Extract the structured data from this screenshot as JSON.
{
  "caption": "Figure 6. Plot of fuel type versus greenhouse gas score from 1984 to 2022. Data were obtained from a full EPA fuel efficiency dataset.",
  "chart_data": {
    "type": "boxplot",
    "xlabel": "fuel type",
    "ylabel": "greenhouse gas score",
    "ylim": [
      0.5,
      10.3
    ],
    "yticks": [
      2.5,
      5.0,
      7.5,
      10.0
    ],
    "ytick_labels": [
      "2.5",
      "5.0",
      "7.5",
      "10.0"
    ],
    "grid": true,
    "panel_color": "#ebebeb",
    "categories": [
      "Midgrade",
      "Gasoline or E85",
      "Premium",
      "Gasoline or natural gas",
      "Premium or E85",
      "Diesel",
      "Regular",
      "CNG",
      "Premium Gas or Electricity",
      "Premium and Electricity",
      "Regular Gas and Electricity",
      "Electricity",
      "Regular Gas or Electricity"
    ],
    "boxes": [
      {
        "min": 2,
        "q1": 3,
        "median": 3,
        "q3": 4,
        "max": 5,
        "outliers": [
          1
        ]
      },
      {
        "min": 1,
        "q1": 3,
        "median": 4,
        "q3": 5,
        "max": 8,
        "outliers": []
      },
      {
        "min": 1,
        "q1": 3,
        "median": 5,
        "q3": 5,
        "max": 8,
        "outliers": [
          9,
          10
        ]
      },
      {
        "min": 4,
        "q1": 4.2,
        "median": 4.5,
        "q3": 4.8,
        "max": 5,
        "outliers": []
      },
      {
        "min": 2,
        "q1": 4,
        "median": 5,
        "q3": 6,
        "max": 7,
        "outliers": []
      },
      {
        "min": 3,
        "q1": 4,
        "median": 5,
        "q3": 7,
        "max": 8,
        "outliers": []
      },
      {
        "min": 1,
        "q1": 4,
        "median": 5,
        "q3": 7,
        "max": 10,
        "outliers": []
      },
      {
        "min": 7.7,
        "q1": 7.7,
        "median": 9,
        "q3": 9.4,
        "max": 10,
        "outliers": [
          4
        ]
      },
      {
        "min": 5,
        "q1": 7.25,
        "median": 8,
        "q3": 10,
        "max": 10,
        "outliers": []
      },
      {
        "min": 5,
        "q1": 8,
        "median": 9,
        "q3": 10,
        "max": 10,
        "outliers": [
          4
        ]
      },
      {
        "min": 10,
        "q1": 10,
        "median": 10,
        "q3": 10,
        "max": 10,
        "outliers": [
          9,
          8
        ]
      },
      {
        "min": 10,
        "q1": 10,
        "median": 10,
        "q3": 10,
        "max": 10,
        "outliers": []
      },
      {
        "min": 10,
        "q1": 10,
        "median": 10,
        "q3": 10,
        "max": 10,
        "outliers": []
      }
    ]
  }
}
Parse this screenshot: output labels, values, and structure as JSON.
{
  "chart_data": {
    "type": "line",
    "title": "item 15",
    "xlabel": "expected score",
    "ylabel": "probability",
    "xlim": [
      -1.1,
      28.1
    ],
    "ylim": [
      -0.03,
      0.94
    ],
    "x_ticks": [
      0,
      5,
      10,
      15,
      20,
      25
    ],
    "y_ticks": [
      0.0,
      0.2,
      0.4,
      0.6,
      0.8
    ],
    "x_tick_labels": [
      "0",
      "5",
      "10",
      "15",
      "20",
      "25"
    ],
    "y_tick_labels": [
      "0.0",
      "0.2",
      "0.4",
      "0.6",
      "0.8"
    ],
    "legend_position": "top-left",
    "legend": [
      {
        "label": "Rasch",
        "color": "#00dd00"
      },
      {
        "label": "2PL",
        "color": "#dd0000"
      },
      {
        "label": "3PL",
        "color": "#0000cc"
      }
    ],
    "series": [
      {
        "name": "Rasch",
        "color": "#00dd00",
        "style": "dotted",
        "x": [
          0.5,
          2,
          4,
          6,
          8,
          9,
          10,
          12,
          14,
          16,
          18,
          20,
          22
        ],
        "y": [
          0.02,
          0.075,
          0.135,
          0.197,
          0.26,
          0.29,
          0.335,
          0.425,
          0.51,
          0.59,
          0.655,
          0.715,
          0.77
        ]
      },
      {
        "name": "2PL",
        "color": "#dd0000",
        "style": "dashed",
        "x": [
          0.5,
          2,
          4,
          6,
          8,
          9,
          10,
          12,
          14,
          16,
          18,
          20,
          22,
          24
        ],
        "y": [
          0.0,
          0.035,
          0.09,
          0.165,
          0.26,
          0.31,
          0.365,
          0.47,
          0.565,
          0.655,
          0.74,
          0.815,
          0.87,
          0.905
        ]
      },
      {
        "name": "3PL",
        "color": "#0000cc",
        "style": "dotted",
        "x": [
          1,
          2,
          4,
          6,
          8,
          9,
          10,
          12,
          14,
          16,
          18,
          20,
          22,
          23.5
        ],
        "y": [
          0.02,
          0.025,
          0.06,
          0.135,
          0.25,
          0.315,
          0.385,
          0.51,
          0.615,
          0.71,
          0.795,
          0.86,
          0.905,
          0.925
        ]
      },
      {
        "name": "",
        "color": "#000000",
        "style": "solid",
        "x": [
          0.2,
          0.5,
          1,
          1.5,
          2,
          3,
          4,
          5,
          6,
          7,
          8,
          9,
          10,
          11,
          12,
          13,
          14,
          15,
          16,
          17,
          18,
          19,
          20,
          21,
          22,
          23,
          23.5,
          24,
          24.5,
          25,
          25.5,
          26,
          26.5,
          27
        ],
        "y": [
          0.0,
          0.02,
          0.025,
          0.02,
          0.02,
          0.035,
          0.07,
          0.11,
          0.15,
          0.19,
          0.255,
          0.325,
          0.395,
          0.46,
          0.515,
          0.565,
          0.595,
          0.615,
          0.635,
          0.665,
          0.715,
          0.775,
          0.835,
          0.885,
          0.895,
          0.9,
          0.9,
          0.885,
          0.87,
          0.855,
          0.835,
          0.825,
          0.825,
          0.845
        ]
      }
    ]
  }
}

# Task description:
Write out every record, exactly as written.

# Solution to this problem:
Extract the structured data from this screenshot as JSON.
{
  "caption": "Figure 6. Plot of fuel type versus greenhouse gas score from 1984 to 2022. Data were obtained from a full EPA fuel efficiency dataset.",
  "chart_data": {
    "type": "boxplot",
    "xlabel": "fuel type",
    "ylabel": "greenhouse gas score",
    "ylim": [
      0.5,
      10.3
    ],
    "yticks": [
      2.5,
      5.0,
      7.5,
      10.0
    ],
    "ytick_labels": [
      "2.5",
      "5.0",
      "7.5",
      "10.0"
    ],
    "grid": true,
    "panel_color": "#ebebeb",
    "categories": [
      "Midgrade",
      "Gasoline or E85",
      "Premium",
      "Gasoline or natural gas",
      "Premium or E85",
      "Diesel",
      "Regular",
      "CNG",
      "Premium Gas or Electricity",
      "Premium and Electricity",
      "Regular Gas and Electricity",
      "Electricity",
      "Regular Gas or Electricity"
    ],
    "boxes": [
      {
        "min": 2,
        "q1": 3,
        "median": 3,
        "q3": 4,
        "max": 5,
        "outliers": [
          1
        ]
      },
      {
        "min": 1,
        "q1": 3,
        "median": 4,
        "q3": 5,
        "max": 8,
        "outliers": []
      },
      {
        "min": 1,
        "q1": 3,
        "median": 5,
        "q3": 5,
        "max": 8,
        "outliers": [
          9,
          10
        ]
      },
      {
        "min": 4,
        "q1": 4.2,
        "median": 4.5,
        "q3": 4.8,
        "max": 5,
        "outliers": []
      },
      {
        "min": 2,
        "q1": 4,
        "median": 5,
        "q3": 6,
        "max": 7,
        "outliers": []
      },
      {
        "min": 3,
        "q1": 4,
        "median": 5,
        "q3": 7,
        "max": 8,
        "outliers": []
      },
      {
        "min": 1,
        "q1": 4,
        "median": 5,
        "q3": 7,
        "max": 10,
        "outliers": []
      },
      {
        "min": 7.7,
        "q1": 7.7,
        "median": 9,
        "q3": 9.4,
        "max": 10,
        "outliers": [
          4
        ]
      },
      {
        "min": 5,
        "q1": 7.25,
        "median": 8,
        "q3": 10,
        "max": 10,
        "outliers": []
      },
      {
        "min": 5,
        "q1": 8,
        "median": 9,
        "q3": 10,
        "max": 10,
        "outliers": [
          4
        ]
      },
      {
        "min": 10,
        "q1": 10,
        "median": 10,
        "q3": 10,
        "max": 10,
        "outliers": [
          9,
          8
        ]
      },
      {
        "min": 10,
        "q1": 10,
        "median": 10,
        "q3": 10,
        "max": 10,
        "outliers": []
      },
      {
        "min": 10,
        "q1": 10,
        "median": 10,
        "q3": 10,
        "max": 10,
        "outliers": []
      }
    ]
  }
}
Parse this screenshot: output labels, values, and structure as JSON.
{
  "chart_data": {
    "type": "line",
    "title": "item 15",
    "xlabel": "expected score",
    "ylabel": "probability",
    "xlim": [
      -1.1,
      28.1
    ],
    "ylim": [
      -0.03,
      0.94
    ],
    "x_ticks": [
      0,
      5,
      10,
      15,
      20,
      25
    ],
    "y_ticks": [
      0.0,
      0.2,
      0.4,
      0.6,
      0.8
    ],
    "x_tick_labels": [
      "0",
      "5",
      "10",
      "15",
      "20",
      "25"
    ],
    "y_tick_labels": [
      "0.0",
      "0.2",
      "0.4",
      "0.6",
      "0.8"
    ],
    "legend_position": "top-left",
    "legend": [
      {
        "label": "Rasch",
        "color": "#00dd00"
      },
      {
        "label": "2PL",
        "color": "#dd0000"
      },
      {
        "label": "3PL",
        "color": "#0000cc"
      }
    ],
    "series": [
      {
        "name": "Rasch",
        "color": "#00dd00",
        "style": "dotted",
        "x": [
          0.5,
          2,
          4,
          6,
          8,
          9,
          10,
          12,
          14,
          16,
          18,
          20,
          22
        ],
        "y": [
          0.02,
          0.075,
          0.135,
          0.197,
          0.26,
          0.29,
          0.335,
          0.425,
          0.51,
          0.59,
          0.655,
          0.715,
          0.77
        ]
      },
      {
        "name": "2PL",
        "color": "#dd0000",
        "style": "dashed",
        "x": [
          0.5,
          2,
          4,
          6,
          8,
          9,
          10,
          12,
          14,
          16,
          18,
          20,
          22,
          24
        ],
        "y": [
          0.0,
          0.035,
          0.09,
          0.165,
          0.26,
          0.31,
          0.365,
          0.47,
          0.565,
          0.655,
          0.74,
          0.815,
          0.87,
          0.905
        ]
      },
      {
        "name": "3PL",
        "color": "#0000cc",
        "style": "dotted",
        "x": [
          1,
          2,
          4,
          6,
          8,
          9,
          10,
          12,
          14,
          16,
          18,
          20,
          22,
          23.5
        ],
        "y": [
          0.02,
          0.025,
          0.06,
          0.135,
          0.25,
          0.315,
          0.385,
          0.51,
          0.615,
          0.71,
          0.795,
          0.86,
          0.905,
          0.925
        ]
      },
      {
        "name": "",
        "color": "#000000",
        "style": "solid",
        "x": [
          0.2,
          0.5,
          1,
          1.5,
          2,
          3,
          4,
          5,
          6,
          7,
          8,
          9,
          10,
          11,
          12,
          13,
          14,
          15,
          16,
          17,
          18,
          19,
          20,
          21,
          22,
          23,
          23.5,
          24,
          24.5,
          25,
          25.5,
          26,
          26.5,
          27
        ],
        "y": [
          0.0,
          0.02,
          0.025,
          0.02,
          0.02,
          0.035,
          0.07,
          0.11,
          0.15,
          0.19,
          0.255,
          0.325,
          0.395,
          0.46,
          0.515,
          0.565,
          0.595,
          0.615,
          0.635,
          0.665,
          0.715,
          0.775,
          0.835,
          0.885,
          0.895,
          0.9,
          0.9,
          0.885,
          0.87,
          0.855,
          0.835,
          0.825,
          0.825,
          0.845
        ]
      }
    ]
  }
}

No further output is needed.